Work instructions: The listing below should be written out exactly; please include all of it.

Data provided:

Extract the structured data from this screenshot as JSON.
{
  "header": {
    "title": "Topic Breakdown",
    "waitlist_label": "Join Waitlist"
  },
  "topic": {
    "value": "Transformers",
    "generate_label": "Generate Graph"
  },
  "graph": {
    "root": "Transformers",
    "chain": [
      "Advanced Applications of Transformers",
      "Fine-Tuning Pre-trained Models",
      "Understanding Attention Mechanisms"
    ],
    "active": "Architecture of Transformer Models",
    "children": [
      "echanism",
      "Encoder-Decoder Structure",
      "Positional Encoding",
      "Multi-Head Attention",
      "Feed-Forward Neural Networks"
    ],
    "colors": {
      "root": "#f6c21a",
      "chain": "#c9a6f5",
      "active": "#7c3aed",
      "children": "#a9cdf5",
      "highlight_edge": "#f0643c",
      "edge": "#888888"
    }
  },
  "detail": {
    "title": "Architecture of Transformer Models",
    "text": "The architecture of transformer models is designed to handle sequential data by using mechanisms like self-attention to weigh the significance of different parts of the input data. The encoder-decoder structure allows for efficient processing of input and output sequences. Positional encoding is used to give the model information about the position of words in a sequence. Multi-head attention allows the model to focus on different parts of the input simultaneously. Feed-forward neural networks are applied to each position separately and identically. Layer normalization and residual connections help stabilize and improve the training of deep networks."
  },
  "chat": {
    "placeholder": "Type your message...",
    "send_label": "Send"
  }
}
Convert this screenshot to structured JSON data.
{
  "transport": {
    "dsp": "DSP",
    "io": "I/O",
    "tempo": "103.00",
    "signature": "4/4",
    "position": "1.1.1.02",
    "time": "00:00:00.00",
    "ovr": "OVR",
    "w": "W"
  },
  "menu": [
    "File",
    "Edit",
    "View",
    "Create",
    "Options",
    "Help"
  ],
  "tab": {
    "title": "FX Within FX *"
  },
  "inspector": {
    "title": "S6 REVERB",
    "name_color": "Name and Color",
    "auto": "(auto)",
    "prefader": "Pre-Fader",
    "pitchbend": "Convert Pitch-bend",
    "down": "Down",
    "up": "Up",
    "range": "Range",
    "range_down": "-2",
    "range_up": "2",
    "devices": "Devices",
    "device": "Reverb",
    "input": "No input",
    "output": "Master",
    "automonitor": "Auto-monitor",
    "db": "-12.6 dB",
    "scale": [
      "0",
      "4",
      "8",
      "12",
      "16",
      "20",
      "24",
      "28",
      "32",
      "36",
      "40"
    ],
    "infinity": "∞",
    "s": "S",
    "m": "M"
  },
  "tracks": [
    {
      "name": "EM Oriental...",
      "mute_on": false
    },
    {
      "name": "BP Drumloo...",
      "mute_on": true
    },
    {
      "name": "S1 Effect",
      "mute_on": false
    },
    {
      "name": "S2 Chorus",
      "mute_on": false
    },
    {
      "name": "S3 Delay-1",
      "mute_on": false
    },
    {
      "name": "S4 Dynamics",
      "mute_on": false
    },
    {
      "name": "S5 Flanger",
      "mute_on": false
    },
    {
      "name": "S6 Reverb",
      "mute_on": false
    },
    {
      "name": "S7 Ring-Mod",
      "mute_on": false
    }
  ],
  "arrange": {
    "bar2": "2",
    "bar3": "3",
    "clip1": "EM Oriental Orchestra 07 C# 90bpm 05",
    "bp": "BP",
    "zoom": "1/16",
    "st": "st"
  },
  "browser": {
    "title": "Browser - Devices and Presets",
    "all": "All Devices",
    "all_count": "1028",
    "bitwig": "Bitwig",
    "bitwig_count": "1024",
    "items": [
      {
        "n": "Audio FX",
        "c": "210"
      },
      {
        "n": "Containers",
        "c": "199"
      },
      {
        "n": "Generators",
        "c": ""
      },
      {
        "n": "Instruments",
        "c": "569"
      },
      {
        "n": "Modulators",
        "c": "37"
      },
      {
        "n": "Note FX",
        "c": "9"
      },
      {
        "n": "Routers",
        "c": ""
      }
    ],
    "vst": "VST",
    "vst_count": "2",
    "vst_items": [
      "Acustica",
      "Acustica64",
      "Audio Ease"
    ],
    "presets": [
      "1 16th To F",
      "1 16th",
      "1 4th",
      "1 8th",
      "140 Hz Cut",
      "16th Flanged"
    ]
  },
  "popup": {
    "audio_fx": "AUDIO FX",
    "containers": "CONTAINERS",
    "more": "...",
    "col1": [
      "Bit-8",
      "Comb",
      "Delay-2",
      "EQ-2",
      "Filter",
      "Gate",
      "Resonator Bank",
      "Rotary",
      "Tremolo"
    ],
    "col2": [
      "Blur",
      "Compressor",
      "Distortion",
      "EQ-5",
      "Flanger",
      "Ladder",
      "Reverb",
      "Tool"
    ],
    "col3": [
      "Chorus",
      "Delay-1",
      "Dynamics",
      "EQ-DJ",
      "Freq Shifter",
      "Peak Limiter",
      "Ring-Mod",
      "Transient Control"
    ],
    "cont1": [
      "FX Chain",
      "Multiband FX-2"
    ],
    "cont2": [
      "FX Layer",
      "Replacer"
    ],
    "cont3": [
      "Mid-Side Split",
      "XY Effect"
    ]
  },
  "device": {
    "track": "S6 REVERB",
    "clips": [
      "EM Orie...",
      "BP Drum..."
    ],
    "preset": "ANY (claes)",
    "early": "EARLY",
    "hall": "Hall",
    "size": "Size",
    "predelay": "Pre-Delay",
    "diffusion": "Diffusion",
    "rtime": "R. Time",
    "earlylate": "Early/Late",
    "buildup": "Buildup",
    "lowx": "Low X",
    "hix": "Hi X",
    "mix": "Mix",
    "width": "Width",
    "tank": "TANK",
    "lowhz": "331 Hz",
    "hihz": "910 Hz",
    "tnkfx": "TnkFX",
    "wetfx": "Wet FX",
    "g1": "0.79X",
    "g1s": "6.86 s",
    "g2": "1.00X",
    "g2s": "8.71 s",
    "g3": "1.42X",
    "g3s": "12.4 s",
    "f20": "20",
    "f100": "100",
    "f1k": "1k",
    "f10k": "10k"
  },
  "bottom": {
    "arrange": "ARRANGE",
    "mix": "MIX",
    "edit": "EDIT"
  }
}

Task answer:
Extract the structured data from this screenshot as JSON.
{
  "header": {
    "title": "Topic Breakdown",
    "waitlist_label": "Join Waitlist"
  },
  "topic": {
    "value": "Transformers",
    "generate_label": "Generate Graph"
  },
  "graph": {
    "root": "Transformers",
    "chain": [
      "Advanced Applications of Transformers",
      "Fine-Tuning Pre-trained Models",
      "Understanding Attention Mechanisms"
    ],
    "active": "Architecture of Transformer Models",
    "children": [
      "echanism",
      "Encoder-Decoder Structure",
      "Positional Encoding",
      "Multi-Head Attention",
      "Feed-Forward Neural Networks"
    ],
    "colors": {
      "root": "#f6c21a",
      "chain": "#c9a6f5",
      "active": "#7c3aed",
      "children": "#a9cdf5",
      "highlight_edge": "#f0643c",
      "edge": "#888888"
    }
  },
  "detail": {
    "title": "Architecture of Transformer Models",
    "text": "The architecture of transformer models is designed to handle sequential data by using mechanisms like self-attention to weigh the significance of different parts of the input data. The encoder-decoder structure allows for efficient processing of input and output sequences. Positional encoding is used to give the model information about the position of words in a sequence. Multi-head attention allows the model to focus on different parts of the input simultaneously. Feed-forward neural networks are applied to each position separately and identically. Layer normalization and residual connections help stabilize and improve the training of deep networks."
  },
  "chat": {
    "placeholder": "Type your message...",
    "send_label": "Send"
  }
}
Convert this screenshot to structured JSON data.
{
  "transport": {
    "dsp": "DSP",
    "io": "I/O",
    "tempo": "103.00",
    "signature": "4/4",
    "position": "1.1.1.02",
    "time": "00:00:00.00",
    "ovr": "OVR",
    "w": "W"
  },
  "menu": [
    "File",
    "Edit",
    "View",
    "Create",
    "Options",
    "Help"
  ],
  "tab": {
    "title": "FX Within FX *"
  },
  "inspector": {
    "title": "S6 REVERB",
    "name_color": "Name and Color",
    "auto": "(auto)",
    "prefader": "Pre-Fader",
    "pitchbend": "Convert Pitch-bend",
    "down": "Down",
    "up": "Up",
    "range": "Range",
    "range_down": "-2",
    "range_up": "2",
    "devices": "Devices",
    "device": "Reverb",
    "input": "No input",
    "output": "Master",
    "automonitor": "Auto-monitor",
    "db": "-12.6 dB",
    "scale": [
      "0",
      "4",
      "8",
      "12",
      "16",
      "20",
      "24",
      "28",
      "32",
      "36",
      "40"
    ],
    "infinity": "∞",
    "s": "S",
    "m": "M"
  },
  "tracks": [
    {
      "name": "EM Oriental...",
      "mute_on": false
    },
    {
      "name": "BP Drumloo...",
      "mute_on": true
    },
    {
      "name": "S1 Effect",
      "mute_on": false
    },
    {
      "name": "S2 Chorus",
      "mute_on": false
    },
    {
      "name": "S3 Delay-1",
      "mute_on": false
    },
    {
      "name": "S4 Dynamics",
      "mute_on": false
    },
    {
      "name": "S5 Flanger",
      "mute_on": false
    },
    {
      "name": "S6 Reverb",
      "mute_on": false
    },
    {
      "name": "S7 Ring-Mod",
      "mute_on": false
    }
  ],
  "arrange": {
    "bar2": "2",
    "bar3": "3",
    "clip1": "EM Oriental Orchestra 07 C# 90bpm 05",
    "bp": "BP",
    "zoom": "1/16",
    "st": "st"
  },
  "browser": {
    "title": "Browser - Devices and Presets",
    "all": "All Devices",
    "all_count": "1028",
    "bitwig": "Bitwig",
    "bitwig_count": "1024",
    "items": [
      {
        "n": "Audio FX",
        "c": "210"
      },
      {
        "n": "Containers",
        "c": "199"
      },
      {
        "n": "Generators",
        "c": ""
      },
      {
        "n": "Instruments",
        "c": "569"
      },
      {
        "n": "Modulators",
        "c": "37"
      },
      {
        "n": "Note FX",
        "c": "9"
      },
      {
        "n": "Routers",
        "c": ""
      }
    ],
    "vst": "VST",
    "vst_count": "2",
    "vst_items": [
      "Acustica",
      "Acustica64",
      "Audio Ease"
    ],
    "presets": [
      "1 16th To F",
      "1 16th",
      "1 4th",
      "1 8th",
      "140 Hz Cut",
      "16th Flanged"
    ]
  },
  "popup": {
    "audio_fx": "AUDIO FX",
    "containers": "CONTAINERS",
    "more": "...",
    "col1": [
      "Bit-8",
      "Comb",
      "Delay-2",
      "EQ-2",
      "Filter",
      "Gate",
      "Resonator Bank",
      "Rotary",
      "Tremolo"
    ],
    "col2": [
      "Blur",
      "Compressor",
      "Distortion",
      "EQ-5",
      "Flanger",
      "Ladder",
      "Reverb",
      "Tool"
    ],
    "col3": [
      "Chorus",
      "Delay-1",
      "Dynamics",
      "EQ-DJ",
      "Freq Shifter",
      "Peak Limiter",
      "Ring-Mod",
      "Transient Control"
    ],
    "cont1": [
      "FX Chain",
      "Multiband FX-2"
    ],
    "cont2": [
      "FX Layer",
      "Replacer"
    ],
    "cont3": [
      "Mid-Side Split",
      "XY Effect"
    ]
  },
  "device": {
    "track": "S6 REVERB",
    "clips": [
      "EM Orie...",
      "BP Drum..."
    ],
    "preset": "ANY (claes)",
    "early": "EARLY",
    "hall": "Hall",
    "size": "Size",
    "predelay": "Pre-Delay",
    "diffusion": "Diffusion",
    "rtime": "R. Time",
    "earlylate": "Early/Late",
    "buildup": "Buildup",
    "lowx": "Low X",
    "hix": "Hi X",
    "mix": "Mix",
    "width": "Width",
    "tank": "TANK",
    "lowhz": "331 Hz",
    "hihz": "910 Hz",
    "tnkfx": "TnkFX",
    "wetfx": "Wet FX",
    "g1": "0.79X",
    "g1s": "6.86 s",
    "g2": "1.00X",
    "g2s": "8.71 s",
    "g3": "1.42X",
    "g3s": "12.4 s",
    "f20": "20",
    "f100": "100",
    "f1k": "1k",
    "f10k": "10k"
  },
  "bottom": {
    "arrange": "ARRANGE",
    "mix": "MIX",
    "edit": "EDIT"
  }
}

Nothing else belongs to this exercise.